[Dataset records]
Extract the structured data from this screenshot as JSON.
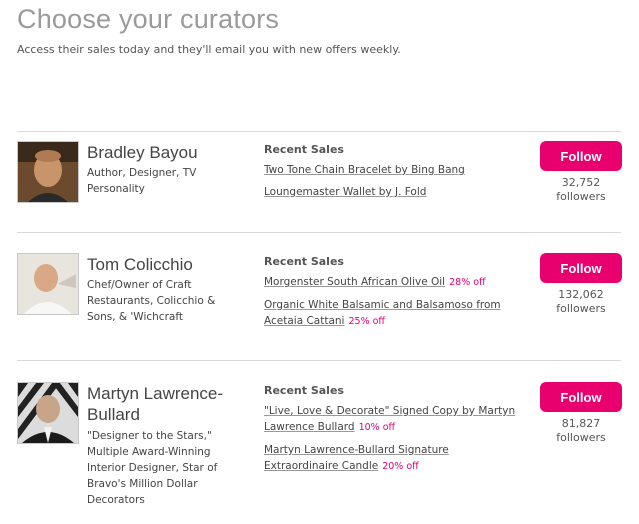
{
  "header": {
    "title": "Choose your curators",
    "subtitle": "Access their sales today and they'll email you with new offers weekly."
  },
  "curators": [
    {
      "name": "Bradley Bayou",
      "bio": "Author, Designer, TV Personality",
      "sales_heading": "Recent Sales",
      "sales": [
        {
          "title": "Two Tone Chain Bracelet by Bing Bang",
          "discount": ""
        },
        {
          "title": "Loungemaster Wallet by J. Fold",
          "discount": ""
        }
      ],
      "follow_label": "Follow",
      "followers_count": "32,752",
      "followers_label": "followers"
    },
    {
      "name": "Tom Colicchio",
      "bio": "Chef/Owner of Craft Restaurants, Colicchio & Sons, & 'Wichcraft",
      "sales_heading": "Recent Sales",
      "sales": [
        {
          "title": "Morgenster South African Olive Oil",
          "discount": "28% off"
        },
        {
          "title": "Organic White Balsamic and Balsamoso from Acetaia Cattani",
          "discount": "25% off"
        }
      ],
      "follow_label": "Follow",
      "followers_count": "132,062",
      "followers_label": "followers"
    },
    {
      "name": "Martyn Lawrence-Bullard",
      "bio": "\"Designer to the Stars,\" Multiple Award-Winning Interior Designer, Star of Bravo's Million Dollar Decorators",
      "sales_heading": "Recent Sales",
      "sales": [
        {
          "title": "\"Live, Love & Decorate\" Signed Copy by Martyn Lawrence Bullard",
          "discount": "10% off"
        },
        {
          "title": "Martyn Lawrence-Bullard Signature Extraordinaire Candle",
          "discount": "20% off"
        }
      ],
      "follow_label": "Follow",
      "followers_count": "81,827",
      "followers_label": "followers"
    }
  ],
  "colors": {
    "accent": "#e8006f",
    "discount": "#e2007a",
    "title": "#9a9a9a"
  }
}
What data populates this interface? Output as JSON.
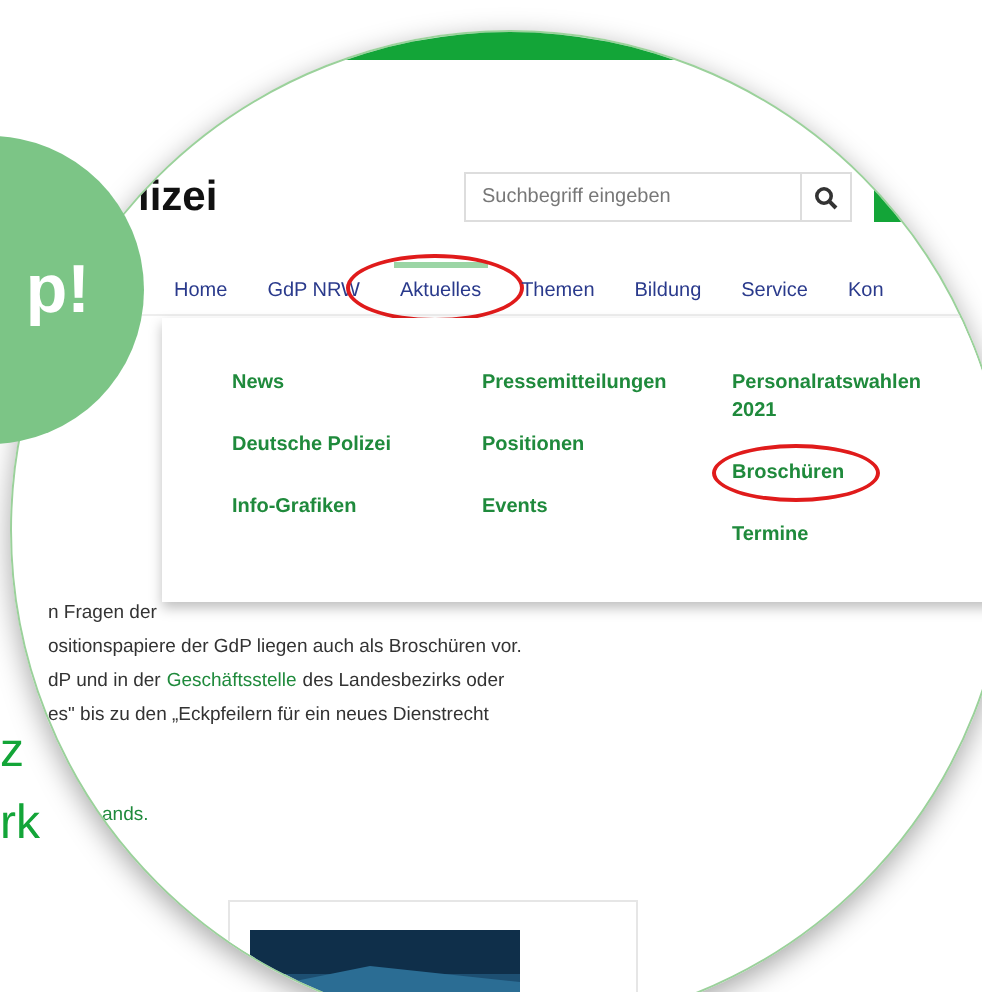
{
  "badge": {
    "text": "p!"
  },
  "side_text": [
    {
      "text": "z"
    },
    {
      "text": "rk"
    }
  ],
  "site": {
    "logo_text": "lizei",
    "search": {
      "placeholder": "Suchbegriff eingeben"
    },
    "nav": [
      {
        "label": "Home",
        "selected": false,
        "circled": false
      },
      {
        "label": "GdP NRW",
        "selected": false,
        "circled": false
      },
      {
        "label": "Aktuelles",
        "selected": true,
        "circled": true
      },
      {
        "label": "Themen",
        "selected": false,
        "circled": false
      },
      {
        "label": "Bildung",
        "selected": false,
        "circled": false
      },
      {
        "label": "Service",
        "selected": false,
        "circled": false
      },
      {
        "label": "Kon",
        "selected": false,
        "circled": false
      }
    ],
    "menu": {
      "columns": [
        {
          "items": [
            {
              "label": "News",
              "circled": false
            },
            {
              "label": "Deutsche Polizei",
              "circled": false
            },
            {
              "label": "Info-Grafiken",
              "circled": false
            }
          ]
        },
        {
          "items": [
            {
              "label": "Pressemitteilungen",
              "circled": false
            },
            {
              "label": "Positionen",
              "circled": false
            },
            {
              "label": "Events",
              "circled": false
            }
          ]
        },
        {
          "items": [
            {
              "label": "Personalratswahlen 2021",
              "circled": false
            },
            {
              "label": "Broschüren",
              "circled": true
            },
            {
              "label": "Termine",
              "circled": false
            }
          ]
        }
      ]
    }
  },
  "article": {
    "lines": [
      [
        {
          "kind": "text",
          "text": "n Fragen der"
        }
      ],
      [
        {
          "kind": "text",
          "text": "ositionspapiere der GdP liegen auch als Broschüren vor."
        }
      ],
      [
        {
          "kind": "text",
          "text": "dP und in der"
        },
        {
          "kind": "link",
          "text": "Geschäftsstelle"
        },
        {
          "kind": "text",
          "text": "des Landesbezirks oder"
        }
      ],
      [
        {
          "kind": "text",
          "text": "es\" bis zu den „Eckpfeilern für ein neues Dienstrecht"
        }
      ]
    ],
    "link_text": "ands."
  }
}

AIM: Print each record exactly as it stands, leaving the images out.

COMPLETE ANSWER:
Extract the structured data from this screenshot as JSON.
{
  "header": {
    "title": "Choose your curators",
    "subtitle": "Access their sales today and they'll email you with new offers weekly."
  },
  "curators": [
    {
      "name": "Bradley Bayou",
      "bio": "Author, Designer, TV Personality",
      "sales_heading": "Recent Sales",
      "sales": [
        {
          "title": "Two Tone Chain Bracelet by Bing Bang",
          "discount": ""
        },
        {
          "title": "Loungemaster Wallet by J. Fold",
          "discount": ""
        }
      ],
      "follow_label": "Follow",
      "followers_count": "32,752",
      "followers_label": "followers"
    },
    {
      "name": "Tom Colicchio",
      "bio": "Chef/Owner of Craft Restaurants, Colicchio & Sons, & 'Wichcraft",
      "sales_heading": "Recent Sales",
      "sales": [
        {
          "title": "Morgenster South African Olive Oil",
          "discount": "28% off"
        },
        {
          "title": "Organic White Balsamic and Balsamoso from Acetaia Cattani",
          "discount": "25% off"
        }
      ],
      "follow_label": "Follow",
      "followers_count": "132,062",
      "followers_label": "followers"
    },
    {
      "name": "Martyn Lawrence-Bullard",
      "bio": "\"Designer to the Stars,\" Multiple Award-Winning Interior Designer, Star of Bravo's Million Dollar Decorators",
      "sales_heading": "Recent Sales",
      "sales": [
        {
          "title": "\"Live, Love & Decorate\" Signed Copy by Martyn Lawrence Bullard",
          "discount": "10% off"
        },
        {
          "title": "Martyn Lawrence-Bullard Signature Extraordinaire Candle",
          "discount": "20% off"
        }
      ],
      "follow_label": "Follow",
      "followers_count": "81,827",
      "followers_label": "followers"
    }
  ],
  "colors": {
    "accent": "#e8006f",
    "discount": "#e2007a",
    "title": "#9a9a9a"
  }
}
What data populates this interface? Output as JSON.
{
  "badge": {
    "text": "p!"
  },
  "side_text": [
    {
      "text": "z"
    },
    {
      "text": "rk"
    }
  ],
  "site": {
    "logo_text": "lizei",
    "search": {
      "placeholder": "Suchbegriff eingeben"
    },
    "nav": [
      {
        "label": "Home",
        "selected": false,
        "circled": false
      },
      {
        "label": "GdP NRW",
        "selected": false,
        "circled": false
      },
      {
        "label": "Aktuelles",
        "selected": true,
        "circled": true
      },
      {
        "label": "Themen",
        "selected": false,
        "circled": false
      },
      {
        "label": "Bildung",
        "selected": false,
        "circled": false
      },
      {
        "label": "Service",
        "selected": false,
        "circled": false
      },
      {
        "label": "Kon",
        "selected": false,
        "circled": false
      }
    ],
    "menu": {
      "columns": [
        {
          "items": [
            {
              "label": "News",
              "circled": false
            },
            {
              "label": "Deutsche Polizei",
              "circled": false
            },
            {
              "label": "Info-Grafiken",
              "circled": false
            }
          ]
        },
        {
          "items": [
            {
              "label": "Pressemitteilungen",
              "circled": false
            },
            {
              "label": "Positionen",
              "circled": false
            },
            {
              "label": "Events",
              "circled": false
            }
          ]
        },
        {
          "items": [
            {
              "label": "Personalratswahlen 2021",
              "circled": false
            },
            {
              "label": "Broschüren",
              "circled": true
            },
            {
              "label": "Termine",
              "circled": false
            }
          ]
        }
      ]
    }
  },
  "article": {
    "lines": [
      [
        {
          "kind": "text",
          "text": "n Fragen der"
        }
      ],
      [
        {
          "kind": "text",
          "text": "ositionspapiere der GdP liegen auch als Broschüren vor."
        }
      ],
      [
        {
          "kind": "text",
          "text": "dP und in der"
        },
        {
          "kind": "link",
          "text": "Geschäftsstelle"
        },
        {
          "kind": "text",
          "text": "des Landesbezirks oder"
        }
      ],
      [
        {
          "kind": "text",
          "text": "es\" bis zu den „Eckpfeilern für ein neues Dienstrecht"
        }
      ]
    ],
    "link_text": "ands."
  }
}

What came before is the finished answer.